--- START Dataset entries ---
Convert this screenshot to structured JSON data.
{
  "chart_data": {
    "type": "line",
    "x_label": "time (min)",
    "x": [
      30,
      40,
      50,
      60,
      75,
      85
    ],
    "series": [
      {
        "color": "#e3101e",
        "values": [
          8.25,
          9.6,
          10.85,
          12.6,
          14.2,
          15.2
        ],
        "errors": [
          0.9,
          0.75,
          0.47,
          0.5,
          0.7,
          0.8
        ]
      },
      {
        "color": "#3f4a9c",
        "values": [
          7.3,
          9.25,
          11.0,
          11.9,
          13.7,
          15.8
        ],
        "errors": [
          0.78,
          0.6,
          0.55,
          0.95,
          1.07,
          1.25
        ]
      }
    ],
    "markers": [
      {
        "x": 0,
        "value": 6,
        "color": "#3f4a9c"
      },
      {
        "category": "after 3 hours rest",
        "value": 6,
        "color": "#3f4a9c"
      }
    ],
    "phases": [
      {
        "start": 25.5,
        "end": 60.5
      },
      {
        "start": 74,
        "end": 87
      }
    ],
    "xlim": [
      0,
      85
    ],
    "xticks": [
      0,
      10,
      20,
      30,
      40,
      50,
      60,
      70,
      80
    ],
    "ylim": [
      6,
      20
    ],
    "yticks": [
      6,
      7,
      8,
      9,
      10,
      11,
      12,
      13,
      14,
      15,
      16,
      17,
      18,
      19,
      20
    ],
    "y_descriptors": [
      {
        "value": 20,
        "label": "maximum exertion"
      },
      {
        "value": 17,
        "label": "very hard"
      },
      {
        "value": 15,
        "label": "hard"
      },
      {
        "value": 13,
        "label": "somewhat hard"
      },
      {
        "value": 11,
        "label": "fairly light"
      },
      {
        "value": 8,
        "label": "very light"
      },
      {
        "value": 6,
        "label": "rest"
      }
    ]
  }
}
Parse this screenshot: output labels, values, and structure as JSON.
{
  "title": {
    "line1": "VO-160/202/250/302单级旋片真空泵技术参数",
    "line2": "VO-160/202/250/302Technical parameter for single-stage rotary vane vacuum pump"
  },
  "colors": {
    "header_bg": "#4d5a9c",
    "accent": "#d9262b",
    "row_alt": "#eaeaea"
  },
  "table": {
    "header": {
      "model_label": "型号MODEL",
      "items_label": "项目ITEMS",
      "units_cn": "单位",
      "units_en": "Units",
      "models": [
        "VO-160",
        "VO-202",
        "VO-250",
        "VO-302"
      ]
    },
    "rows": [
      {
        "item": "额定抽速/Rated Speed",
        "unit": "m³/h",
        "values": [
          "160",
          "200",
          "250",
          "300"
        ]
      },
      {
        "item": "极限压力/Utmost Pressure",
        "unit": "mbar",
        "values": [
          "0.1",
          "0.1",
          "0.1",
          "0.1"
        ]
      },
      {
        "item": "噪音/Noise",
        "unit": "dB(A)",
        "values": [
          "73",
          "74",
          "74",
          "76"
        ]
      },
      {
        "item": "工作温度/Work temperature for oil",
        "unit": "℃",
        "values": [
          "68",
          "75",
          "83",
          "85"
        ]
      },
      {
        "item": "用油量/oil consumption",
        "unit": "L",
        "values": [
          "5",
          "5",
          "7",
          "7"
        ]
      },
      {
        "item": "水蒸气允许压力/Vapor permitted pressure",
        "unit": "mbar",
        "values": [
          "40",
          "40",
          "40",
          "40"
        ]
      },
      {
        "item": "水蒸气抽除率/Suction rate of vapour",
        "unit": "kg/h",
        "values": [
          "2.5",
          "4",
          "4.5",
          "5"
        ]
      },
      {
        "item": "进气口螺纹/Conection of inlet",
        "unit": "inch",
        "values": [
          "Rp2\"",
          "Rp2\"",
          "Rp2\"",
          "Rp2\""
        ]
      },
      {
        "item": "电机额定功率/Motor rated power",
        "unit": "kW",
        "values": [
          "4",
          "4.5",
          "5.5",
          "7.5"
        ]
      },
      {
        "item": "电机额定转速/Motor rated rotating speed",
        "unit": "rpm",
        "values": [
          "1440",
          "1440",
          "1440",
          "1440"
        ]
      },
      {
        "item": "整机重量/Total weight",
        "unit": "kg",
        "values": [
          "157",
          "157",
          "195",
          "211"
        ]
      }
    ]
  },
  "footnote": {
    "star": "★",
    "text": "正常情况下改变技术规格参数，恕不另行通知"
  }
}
--- END Dataset entries ---
Description of the task: Above are the entries; count how many of their lines contain the word "screenshot" and give only that number.

Output for this task: 2